◆ Extracted data entries ◆

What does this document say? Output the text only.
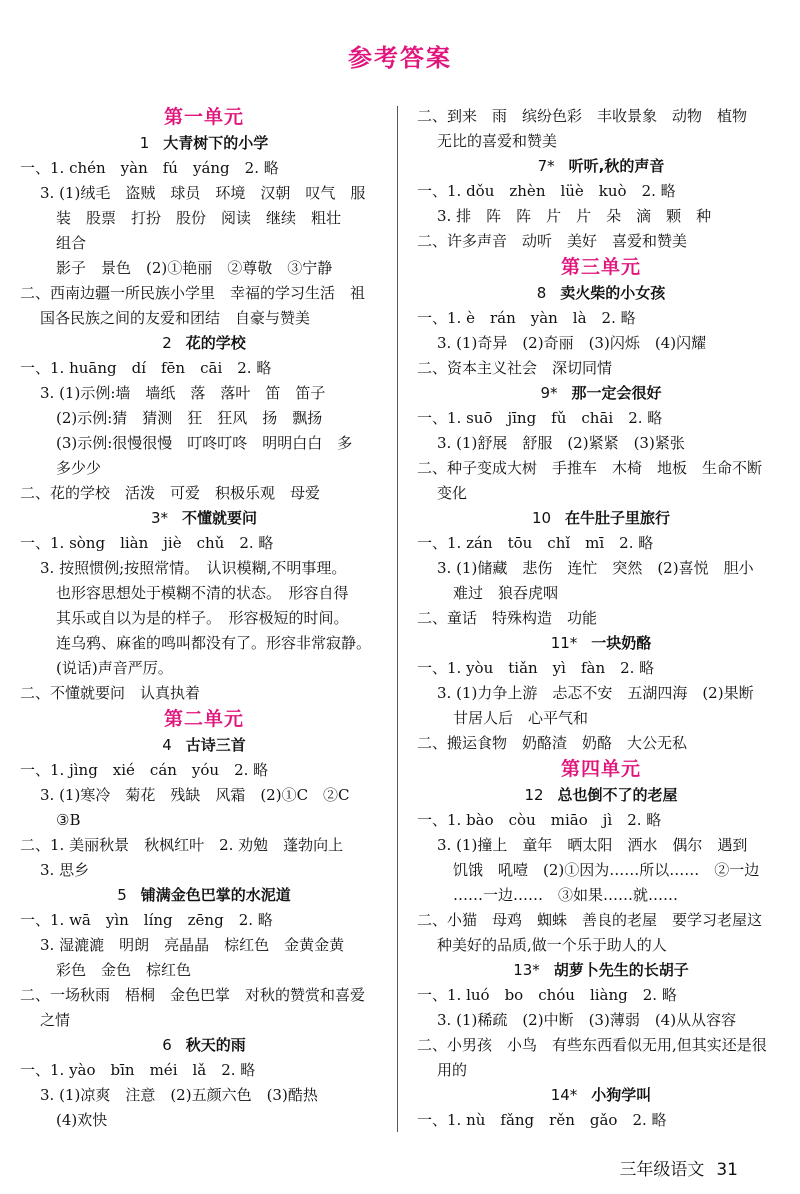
参考答案
第一单元
1 大青树下的小学
一、1. chén　yàn　fú　yáng　2. 略
3. (1)绒毛　盗贼　球员　环境　汉朝　叹气　服
装　股票　打扮　股份　阅读　继续　粗壮
组合
影子　景色　(2)①艳丽　②尊敬　③宁静
二、西南边疆一所民族小学里　幸福的学习生活　祖
国各民族之间的友爱和团结　自豪与赞美
2 花的学校
一、1. huāng　dí　fēn　cāi　2. 略
3. (1)示例:墙　墙纸　落　落叶　笛　笛子
(2)示例:猜　猜测　狂　狂风　扬　飘扬
(3)示例:很慢很慢　叮咚叮咚　明明白白　多
多少少
二、花的学校　活泼　可爱　积极乐观　母爱
3* 不懂就要问
一、1. sòng　liàn　jiè　chǔ　2. 略
3. 按照惯例;按照常情。　认识模糊,不明事理。
也形容思想处于模糊不清的状态。　形容自得
其乐或自以为是的样子。　形容极短的时间。
连乌鸦、麻雀的鸣叫都没有了。形容非常寂静。
(说话)声音严厉。
二、不懂就要问　认真执着
第二单元
4 古诗三首
一、1. jìng　xié　cán　yóu　2. 略
3. (1)寒冷　菊花　残缺　风霜　(2)①C　②C
③B
二、1. 美丽秋景　秋枫红叶　2. 劝勉　蓬勃向上
3. 思乡
5 铺满金色巴掌的水泥道
一、1. wā　yìn　líng　zēng　2. 略
3. 湿漉漉　明朗　亮晶晶　棕红色　金黄金黄
彩色　金色　棕红色
二、一场秋雨　梧桐　金色巴掌　对秋的赞赏和喜爱
之情
6 秋天的雨
一、1. yào　bīn　méi　lǎ　2. 略
3. (1)凉爽　注意　(2)五颜六色　(3)酷热
(4)欢快
二、到来　雨　缤纷色彩　丰收景象　动物　植物
无比的喜爱和赞美
7* 听听,秋的声音
一、1. dǒu　zhèn　lüè　kuò　2. 略
3. 排　阵　阵　片　片　朵　滴　颗　种
二、许多声音　动听　美好　喜爱和赞美
第三单元
8 卖火柴的小女孩
一、1. è　rán　yàn　là　2. 略
3. (1)奇异　(2)奇丽　(3)闪烁　(4)闪耀
二、资本主义社会　深切同情
9* 那一定会很好
一、1. suō　jīng　fǔ　chāi　2. 略
3. (1)舒展　舒服　(2)紧紧　(3)紧张
二、种子变成大树　手推车　木椅　地板　生命不断
变化
10 在牛肚子里旅行
一、1. zán　tōu　chǐ　mī　2. 略
3. (1)储藏　悲伤　连忙　突然　(2)喜悦　胆小
难过　狼吞虎咽
二、童话　特殊构造　功能
11* 一块奶酪
一、1. yòu　tiǎn　yì　fàn　2. 略
3. (1)力争上游　忐忑不安　五湖四海　(2)果断
甘居人后　心平气和
二、搬运食物　奶酪渣　奶酪　大公无私
第四单元
12 总也倒不了的老屋
一、1. bào　còu　miāo　jì　2. 略
3. (1)撞上　童年　晒太阳　洒水　偶尔　遇到
饥饿　吼噎　(2)①因为……所以……　②一边
……一边……　③如果……就……
二、小猫　母鸡　蜘蛛　善良的老屋　要学习老屋这
种美好的品质,做一个乐于助人的人
13* 胡萝卜先生的长胡子
一、1. luó　bo　chóu　liàng　2. 略
3. (1)稀疏　(2)中断　(3)薄弱　(4)从从容容
二、小男孩　小鸟　有些东西看似无用,但其实还是很
用的
14* 小狗学叫
一、1. nù　fǎng　rěn　gǎo　2. 略
三年级语文 31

◆ GIVEN REQUEST ◆
Pictures don't belong in the copy. Transcribe every record exactly as it appears.

◆ SOLUTION TO THIS TASK ◆
What does this document say? Output the text only.
参考答案
第一单元
1 大青树下的小学
一、1. chén　yàn　fú　yáng　2. 略
3. (1)绒毛　盗贼　球员　环境　汉朝　叹气　服
装　股票　打扮　股份　阅读　继续　粗壮
组合
影子　景色　(2)①艳丽　②尊敬　③宁静
二、西南边疆一所民族小学里　幸福的学习生活　祖
国各民族之间的友爱和团结　自豪与赞美
2 花的学校
一、1. huāng　dí　fēn　cāi　2. 略
3. (1)示例:墙　墙纸　落　落叶　笛　笛子
(2)示例:猜　猜测　狂　狂风　扬　飘扬
(3)示例:很慢很慢　叮咚叮咚　明明白白　多
多少少
二、花的学校　活泼　可爱　积极乐观　母爱
3* 不懂就要问
一、1. sòng　liàn　jiè　chǔ　2. 略
3. 按照惯例;按照常情。　认识模糊,不明事理。
也形容思想处于模糊不清的状态。　形容自得
其乐或自以为是的样子。　形容极短的时间。
连乌鸦、麻雀的鸣叫都没有了。形容非常寂静。
(说话)声音严厉。
二、不懂就要问　认真执着
第二单元
4 古诗三首
一、1. jìng　xié　cán　yóu　2. 略
3. (1)寒冷　菊花　残缺　风霜　(2)①C　②C
③B
二、1. 美丽秋景　秋枫红叶　2. 劝勉　蓬勃向上
3. 思乡
5 铺满金色巴掌的水泥道
一、1. wā　yìn　líng　zēng　2. 略
3. 湿漉漉　明朗　亮晶晶　棕红色　金黄金黄
彩色　金色　棕红色
二、一场秋雨　梧桐　金色巴掌　对秋的赞赏和喜爱
之情
6 秋天的雨
一、1. yào　bīn　méi　lǎ　2. 略
3. (1)凉爽　注意　(2)五颜六色　(3)酷热
(4)欢快
二、到来　雨　缤纷色彩　丰收景象　动物　植物
无比的喜爱和赞美
7* 听听,秋的声音
一、1. dǒu　zhèn　lüè　kuò　2. 略
3. 排　阵　阵　片　片　朵　滴　颗　种
二、许多声音　动听　美好　喜爱和赞美
第三单元
8 卖火柴的小女孩
一、1. è　rán　yàn　là　2. 略
3. (1)奇异　(2)奇丽　(3)闪烁　(4)闪耀
二、资本主义社会　深切同情
9* 那一定会很好
一、1. suō　jīng　fǔ　chāi　2. 略
3. (1)舒展　舒服　(2)紧紧　(3)紧张
二、种子变成大树　手推车　木椅　地板　生命不断
变化
10 在牛肚子里旅行
一、1. zán　tōu　chǐ　mī　2. 略
3. (1)储藏　悲伤　连忙　突然　(2)喜悦　胆小
难过　狼吞虎咽
二、童话　特殊构造　功能
11* 一块奶酪
一、1. yòu　tiǎn　yì　fàn　2. 略
3. (1)力争上游　忐忑不安　五湖四海　(2)果断
甘居人后　心平气和
二、搬运食物　奶酪渣　奶酪　大公无私
第四单元
12 总也倒不了的老屋
一、1. bào　còu　miāo　jì　2. 略
3. (1)撞上　童年　晒太阳　洒水　偶尔　遇到
饥饿　吼噎　(2)①因为……所以……　②一边
……一边……　③如果……就……
二、小猫　母鸡　蜘蛛　善良的老屋　要学习老屋这
种美好的品质,做一个乐于助人的人
13* 胡萝卜先生的长胡子
一、1. luó　bo　chóu　liàng　2. 略
3. (1)稀疏　(2)中断　(3)薄弱　(4)从从容容
二、小男孩　小鸟　有些东西看似无用,但其实还是很
用的
14* 小狗学叫
一、1. nù　fǎng　rěn　gǎo　2. 略
三年级语文 31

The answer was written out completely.